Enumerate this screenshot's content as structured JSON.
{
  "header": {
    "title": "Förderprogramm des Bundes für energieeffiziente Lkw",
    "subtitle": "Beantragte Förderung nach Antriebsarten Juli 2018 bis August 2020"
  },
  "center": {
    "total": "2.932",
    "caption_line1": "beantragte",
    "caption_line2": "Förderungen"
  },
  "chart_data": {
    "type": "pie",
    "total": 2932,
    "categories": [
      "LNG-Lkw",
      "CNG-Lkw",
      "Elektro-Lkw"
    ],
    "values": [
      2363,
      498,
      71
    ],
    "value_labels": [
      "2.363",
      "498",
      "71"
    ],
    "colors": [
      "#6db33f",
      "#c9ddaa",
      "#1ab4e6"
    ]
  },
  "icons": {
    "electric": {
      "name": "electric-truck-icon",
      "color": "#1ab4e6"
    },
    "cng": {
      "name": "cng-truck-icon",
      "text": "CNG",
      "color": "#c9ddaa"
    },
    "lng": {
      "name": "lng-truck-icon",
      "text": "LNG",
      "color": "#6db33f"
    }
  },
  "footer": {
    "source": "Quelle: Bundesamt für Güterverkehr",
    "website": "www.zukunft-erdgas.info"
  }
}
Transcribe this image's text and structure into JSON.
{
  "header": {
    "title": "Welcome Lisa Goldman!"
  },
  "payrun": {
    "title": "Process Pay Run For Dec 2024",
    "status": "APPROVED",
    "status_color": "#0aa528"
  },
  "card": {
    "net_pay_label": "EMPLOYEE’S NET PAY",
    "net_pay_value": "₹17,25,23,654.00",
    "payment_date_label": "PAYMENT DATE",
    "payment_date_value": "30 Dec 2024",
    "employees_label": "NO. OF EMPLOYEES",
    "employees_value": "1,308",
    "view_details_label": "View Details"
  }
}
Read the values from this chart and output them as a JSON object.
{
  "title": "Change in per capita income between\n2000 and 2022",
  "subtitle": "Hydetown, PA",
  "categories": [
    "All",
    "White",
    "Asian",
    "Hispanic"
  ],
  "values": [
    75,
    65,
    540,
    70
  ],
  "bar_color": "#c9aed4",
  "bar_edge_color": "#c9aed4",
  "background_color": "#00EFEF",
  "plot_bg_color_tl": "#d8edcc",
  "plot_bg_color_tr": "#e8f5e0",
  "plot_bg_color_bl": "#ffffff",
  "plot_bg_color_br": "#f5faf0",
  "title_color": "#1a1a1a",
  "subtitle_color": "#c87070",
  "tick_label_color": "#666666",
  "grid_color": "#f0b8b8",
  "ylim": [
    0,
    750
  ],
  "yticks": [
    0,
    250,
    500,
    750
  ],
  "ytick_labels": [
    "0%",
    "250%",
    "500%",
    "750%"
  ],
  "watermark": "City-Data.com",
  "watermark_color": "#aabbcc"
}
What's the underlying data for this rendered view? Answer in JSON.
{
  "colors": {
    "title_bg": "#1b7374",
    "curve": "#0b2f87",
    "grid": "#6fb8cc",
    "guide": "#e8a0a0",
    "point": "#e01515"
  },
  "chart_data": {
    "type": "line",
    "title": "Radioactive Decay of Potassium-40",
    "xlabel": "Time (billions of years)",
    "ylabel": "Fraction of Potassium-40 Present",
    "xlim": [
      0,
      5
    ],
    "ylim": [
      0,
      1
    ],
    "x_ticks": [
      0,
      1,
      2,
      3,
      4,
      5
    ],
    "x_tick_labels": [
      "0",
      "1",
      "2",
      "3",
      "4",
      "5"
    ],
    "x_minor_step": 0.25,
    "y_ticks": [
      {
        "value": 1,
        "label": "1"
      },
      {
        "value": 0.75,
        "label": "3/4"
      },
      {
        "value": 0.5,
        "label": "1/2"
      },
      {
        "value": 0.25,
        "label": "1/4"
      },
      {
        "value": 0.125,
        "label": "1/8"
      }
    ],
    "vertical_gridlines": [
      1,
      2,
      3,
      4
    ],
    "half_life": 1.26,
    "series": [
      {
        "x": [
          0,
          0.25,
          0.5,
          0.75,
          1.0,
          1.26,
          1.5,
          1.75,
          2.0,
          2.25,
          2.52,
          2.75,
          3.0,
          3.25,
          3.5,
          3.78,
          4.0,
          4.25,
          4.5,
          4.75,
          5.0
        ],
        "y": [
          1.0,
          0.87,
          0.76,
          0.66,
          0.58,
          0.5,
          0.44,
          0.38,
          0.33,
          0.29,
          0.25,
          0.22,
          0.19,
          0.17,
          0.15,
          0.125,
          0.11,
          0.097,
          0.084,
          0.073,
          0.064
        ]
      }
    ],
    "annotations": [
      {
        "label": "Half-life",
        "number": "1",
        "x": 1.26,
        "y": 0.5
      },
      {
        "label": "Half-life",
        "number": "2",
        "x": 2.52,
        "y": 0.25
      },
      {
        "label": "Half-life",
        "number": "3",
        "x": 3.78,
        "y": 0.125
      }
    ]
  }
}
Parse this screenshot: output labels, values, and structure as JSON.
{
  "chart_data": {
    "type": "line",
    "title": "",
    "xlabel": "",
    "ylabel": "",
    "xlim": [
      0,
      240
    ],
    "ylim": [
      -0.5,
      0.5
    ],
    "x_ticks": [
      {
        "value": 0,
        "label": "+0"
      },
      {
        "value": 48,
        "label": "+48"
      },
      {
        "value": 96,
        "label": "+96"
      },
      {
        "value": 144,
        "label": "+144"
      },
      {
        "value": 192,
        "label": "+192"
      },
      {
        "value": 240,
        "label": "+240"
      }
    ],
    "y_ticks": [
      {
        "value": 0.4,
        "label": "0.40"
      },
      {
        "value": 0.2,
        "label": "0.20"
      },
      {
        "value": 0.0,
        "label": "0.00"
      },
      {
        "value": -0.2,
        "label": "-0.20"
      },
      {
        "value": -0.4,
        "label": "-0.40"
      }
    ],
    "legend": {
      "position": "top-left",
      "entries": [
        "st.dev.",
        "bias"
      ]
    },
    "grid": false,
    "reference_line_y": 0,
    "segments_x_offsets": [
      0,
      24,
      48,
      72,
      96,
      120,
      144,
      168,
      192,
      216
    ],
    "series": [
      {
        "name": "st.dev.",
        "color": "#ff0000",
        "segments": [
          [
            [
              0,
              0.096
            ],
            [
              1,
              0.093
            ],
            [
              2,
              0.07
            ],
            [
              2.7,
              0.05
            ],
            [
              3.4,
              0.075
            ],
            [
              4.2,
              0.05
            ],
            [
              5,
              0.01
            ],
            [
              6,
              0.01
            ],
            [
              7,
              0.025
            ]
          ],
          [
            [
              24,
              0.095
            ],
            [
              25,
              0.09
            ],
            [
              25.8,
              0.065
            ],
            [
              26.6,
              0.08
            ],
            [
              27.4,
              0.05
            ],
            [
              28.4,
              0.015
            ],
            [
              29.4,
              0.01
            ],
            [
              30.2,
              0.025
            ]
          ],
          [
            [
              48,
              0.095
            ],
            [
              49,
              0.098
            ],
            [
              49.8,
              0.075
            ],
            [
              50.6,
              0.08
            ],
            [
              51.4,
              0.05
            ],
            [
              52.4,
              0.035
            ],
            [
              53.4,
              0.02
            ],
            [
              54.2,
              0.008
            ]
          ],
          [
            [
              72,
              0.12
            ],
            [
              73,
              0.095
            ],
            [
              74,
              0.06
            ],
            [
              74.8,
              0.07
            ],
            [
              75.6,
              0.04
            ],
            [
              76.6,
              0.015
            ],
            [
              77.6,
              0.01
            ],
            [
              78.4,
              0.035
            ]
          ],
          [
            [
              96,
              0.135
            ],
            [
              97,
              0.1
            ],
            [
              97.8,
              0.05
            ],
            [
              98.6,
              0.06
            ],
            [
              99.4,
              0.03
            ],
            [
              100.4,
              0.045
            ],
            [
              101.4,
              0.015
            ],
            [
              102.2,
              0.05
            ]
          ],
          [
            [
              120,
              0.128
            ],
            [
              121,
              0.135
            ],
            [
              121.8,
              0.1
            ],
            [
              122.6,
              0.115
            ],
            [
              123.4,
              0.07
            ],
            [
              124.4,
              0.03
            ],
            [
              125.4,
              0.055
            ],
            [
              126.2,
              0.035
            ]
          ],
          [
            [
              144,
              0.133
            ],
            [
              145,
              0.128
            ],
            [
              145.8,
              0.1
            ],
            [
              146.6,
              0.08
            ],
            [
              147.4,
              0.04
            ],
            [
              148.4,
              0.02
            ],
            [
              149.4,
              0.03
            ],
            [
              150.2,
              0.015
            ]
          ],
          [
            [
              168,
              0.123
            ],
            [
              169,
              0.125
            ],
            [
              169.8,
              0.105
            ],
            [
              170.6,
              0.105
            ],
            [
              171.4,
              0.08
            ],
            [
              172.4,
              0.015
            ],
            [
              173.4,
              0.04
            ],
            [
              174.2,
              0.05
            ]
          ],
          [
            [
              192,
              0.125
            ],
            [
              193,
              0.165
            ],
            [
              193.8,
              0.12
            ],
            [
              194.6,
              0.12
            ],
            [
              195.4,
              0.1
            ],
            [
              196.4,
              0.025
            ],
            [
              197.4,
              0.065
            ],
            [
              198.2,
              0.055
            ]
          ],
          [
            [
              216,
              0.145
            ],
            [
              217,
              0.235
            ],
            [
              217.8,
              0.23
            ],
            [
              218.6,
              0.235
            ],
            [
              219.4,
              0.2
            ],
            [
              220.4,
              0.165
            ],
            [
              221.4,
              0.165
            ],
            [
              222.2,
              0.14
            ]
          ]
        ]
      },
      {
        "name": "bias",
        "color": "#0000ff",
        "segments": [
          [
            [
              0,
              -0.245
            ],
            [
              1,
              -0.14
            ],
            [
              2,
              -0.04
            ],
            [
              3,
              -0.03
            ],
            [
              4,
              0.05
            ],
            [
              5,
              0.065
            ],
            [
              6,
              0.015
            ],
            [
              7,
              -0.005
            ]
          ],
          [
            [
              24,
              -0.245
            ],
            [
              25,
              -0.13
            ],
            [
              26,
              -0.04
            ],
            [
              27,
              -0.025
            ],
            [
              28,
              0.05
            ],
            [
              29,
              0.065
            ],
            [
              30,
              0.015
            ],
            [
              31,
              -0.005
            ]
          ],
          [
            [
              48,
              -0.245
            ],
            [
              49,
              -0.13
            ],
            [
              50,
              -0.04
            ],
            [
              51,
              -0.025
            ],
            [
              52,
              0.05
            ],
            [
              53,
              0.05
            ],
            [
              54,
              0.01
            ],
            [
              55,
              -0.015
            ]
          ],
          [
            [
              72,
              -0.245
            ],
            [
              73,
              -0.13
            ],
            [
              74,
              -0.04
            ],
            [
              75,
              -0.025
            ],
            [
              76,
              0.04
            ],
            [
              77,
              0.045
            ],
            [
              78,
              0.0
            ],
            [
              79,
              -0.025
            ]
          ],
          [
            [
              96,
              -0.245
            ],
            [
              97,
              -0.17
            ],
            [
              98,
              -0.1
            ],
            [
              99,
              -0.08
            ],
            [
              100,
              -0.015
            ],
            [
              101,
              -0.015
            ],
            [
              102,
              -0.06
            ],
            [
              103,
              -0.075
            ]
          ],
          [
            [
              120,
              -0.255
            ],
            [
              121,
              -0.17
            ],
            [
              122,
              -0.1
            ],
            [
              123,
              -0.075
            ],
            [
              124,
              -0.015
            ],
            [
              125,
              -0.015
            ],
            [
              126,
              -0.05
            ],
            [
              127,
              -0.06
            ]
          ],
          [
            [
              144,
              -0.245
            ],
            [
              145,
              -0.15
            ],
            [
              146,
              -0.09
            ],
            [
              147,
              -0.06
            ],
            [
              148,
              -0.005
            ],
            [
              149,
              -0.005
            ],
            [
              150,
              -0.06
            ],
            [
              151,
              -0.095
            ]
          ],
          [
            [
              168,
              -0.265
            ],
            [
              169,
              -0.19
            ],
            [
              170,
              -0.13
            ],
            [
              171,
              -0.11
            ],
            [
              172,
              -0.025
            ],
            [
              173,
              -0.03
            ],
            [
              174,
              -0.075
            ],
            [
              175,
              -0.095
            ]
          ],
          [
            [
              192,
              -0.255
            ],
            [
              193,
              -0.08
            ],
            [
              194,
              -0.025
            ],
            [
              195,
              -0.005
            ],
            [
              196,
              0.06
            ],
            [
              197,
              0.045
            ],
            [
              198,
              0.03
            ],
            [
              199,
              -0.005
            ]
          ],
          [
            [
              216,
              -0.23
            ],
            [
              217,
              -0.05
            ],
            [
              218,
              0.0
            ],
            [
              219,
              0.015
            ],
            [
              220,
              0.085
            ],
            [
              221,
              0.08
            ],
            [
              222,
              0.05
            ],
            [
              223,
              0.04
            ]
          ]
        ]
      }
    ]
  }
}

----

EXERCISE AIM |
Lines that hold the word "name" are the ones to return, every one of them.

RESPONSE TO THE EXERCISE |
      "name": "electric-truck-icon",
      "name": "cng-truck-icon",
      "name": "lng-truck-icon",
        "name": "st.dev.",
        "name": "bias",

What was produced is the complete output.